- SET EXERCISE
Only lines holding the word "JSON" should be copied from the material.
▬▬▬▬▬▬
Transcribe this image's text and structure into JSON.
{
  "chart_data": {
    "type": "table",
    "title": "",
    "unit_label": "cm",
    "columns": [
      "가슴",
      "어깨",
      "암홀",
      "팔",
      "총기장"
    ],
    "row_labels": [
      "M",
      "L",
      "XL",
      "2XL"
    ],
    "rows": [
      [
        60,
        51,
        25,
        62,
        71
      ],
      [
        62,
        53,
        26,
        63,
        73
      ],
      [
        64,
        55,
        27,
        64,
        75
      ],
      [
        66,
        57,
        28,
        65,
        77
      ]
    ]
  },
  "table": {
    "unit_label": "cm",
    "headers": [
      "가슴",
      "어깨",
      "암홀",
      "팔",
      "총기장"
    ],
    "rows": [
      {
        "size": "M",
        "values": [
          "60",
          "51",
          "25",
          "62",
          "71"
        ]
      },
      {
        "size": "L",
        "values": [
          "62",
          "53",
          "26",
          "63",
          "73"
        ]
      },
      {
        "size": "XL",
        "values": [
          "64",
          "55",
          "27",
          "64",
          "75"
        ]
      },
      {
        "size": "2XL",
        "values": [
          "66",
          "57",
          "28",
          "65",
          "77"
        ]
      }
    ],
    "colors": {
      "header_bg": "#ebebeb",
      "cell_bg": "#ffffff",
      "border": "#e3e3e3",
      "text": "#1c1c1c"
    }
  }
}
▬▬▬▬▬▬
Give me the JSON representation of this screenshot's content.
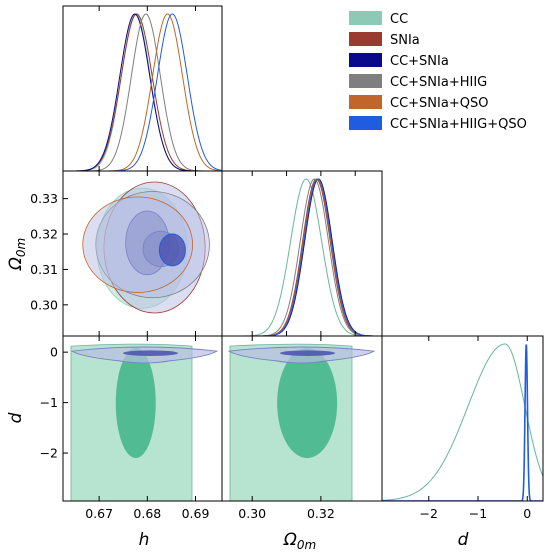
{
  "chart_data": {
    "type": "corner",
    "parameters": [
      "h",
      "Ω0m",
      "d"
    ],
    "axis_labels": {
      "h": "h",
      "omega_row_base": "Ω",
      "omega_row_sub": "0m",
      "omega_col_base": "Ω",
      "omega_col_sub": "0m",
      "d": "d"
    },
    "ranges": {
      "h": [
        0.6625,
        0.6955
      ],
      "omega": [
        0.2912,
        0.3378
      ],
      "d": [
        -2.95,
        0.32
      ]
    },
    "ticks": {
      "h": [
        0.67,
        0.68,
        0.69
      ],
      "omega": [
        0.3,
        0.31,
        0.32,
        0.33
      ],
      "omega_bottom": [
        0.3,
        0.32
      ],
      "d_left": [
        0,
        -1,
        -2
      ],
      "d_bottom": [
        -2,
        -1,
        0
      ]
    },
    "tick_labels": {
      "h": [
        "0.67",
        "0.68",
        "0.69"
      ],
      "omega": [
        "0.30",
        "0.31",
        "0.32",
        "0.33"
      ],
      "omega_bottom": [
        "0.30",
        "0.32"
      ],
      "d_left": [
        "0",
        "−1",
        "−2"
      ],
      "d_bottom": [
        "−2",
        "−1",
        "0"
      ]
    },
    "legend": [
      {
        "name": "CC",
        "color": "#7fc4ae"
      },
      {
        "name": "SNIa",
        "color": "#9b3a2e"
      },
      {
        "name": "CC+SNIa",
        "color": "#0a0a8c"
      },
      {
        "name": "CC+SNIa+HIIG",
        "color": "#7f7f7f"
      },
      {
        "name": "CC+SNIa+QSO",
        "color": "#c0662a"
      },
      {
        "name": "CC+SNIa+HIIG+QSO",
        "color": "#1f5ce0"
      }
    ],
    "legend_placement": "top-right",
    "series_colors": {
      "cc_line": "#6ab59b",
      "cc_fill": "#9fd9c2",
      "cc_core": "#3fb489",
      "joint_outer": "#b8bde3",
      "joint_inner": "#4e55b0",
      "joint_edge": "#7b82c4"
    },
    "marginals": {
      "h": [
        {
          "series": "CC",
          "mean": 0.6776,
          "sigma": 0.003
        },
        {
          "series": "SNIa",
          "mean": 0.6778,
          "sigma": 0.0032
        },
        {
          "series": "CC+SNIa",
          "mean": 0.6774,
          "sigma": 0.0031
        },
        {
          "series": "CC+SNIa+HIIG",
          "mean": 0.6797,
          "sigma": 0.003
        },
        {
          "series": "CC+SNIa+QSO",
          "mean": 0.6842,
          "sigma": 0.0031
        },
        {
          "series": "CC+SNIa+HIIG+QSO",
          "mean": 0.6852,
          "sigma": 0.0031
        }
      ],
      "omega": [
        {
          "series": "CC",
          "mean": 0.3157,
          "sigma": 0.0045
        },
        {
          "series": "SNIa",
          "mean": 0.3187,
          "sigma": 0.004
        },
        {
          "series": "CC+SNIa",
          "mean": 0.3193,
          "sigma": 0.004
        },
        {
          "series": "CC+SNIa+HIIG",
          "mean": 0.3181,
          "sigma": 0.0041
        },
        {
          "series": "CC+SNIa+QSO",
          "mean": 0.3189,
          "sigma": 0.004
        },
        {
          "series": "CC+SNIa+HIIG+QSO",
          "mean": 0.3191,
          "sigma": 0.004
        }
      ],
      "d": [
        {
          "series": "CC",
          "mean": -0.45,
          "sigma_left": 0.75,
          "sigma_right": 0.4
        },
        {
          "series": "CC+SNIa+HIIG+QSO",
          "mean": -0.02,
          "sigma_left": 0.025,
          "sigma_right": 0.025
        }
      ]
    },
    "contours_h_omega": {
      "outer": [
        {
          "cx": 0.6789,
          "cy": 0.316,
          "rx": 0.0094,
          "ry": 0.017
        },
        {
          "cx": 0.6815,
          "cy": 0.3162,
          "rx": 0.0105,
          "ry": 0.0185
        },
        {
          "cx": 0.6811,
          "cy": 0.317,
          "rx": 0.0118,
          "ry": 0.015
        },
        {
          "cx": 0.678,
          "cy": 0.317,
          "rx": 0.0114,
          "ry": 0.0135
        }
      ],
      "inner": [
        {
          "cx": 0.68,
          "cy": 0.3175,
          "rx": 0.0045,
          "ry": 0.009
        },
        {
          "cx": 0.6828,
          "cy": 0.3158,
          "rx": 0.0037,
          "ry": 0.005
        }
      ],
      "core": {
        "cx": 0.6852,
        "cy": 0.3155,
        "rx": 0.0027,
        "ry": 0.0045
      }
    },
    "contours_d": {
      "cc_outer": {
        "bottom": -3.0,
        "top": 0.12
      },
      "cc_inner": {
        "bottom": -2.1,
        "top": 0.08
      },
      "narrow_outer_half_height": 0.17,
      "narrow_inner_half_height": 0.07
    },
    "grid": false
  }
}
▬▬▬▬▬▬
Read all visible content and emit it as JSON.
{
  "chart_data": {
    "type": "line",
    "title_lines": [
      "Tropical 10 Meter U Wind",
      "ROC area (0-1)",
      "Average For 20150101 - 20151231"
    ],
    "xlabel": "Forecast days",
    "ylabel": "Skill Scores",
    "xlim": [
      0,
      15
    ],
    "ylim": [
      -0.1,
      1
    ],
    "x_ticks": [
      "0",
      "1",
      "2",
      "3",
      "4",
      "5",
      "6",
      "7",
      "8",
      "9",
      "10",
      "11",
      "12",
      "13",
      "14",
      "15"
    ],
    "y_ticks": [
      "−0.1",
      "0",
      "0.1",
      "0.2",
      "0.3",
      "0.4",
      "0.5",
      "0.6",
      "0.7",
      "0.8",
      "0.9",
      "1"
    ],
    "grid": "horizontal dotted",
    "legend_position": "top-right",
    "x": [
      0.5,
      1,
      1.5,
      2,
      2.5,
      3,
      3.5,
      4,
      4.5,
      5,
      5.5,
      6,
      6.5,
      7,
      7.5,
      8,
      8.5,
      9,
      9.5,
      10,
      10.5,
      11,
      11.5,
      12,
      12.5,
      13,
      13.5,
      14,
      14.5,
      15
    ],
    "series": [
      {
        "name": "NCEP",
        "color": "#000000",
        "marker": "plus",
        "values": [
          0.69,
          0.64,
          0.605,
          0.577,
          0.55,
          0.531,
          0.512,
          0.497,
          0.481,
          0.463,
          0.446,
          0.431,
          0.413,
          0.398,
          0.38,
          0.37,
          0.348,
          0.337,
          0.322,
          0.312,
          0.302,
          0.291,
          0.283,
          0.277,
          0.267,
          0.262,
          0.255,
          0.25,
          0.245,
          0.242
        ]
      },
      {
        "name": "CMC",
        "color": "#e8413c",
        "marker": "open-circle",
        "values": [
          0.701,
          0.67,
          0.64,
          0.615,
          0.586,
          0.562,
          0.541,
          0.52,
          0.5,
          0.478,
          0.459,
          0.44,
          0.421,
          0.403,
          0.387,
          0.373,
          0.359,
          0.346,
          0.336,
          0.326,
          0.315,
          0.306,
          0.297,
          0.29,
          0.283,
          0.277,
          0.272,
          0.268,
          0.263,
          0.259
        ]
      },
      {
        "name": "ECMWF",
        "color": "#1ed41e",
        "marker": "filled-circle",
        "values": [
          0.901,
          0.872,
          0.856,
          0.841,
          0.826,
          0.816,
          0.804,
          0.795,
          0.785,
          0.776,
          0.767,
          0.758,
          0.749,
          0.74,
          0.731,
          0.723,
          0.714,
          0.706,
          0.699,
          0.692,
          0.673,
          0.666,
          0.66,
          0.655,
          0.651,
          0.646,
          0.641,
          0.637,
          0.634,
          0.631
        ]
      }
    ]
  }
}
▬▬▬▬▬▬
- RESPONSE BELOW
Transcribe this image's text and structure into JSON.
Give me the JSON representation of this screenshot's content.
Read all visible content and emit it as JSON.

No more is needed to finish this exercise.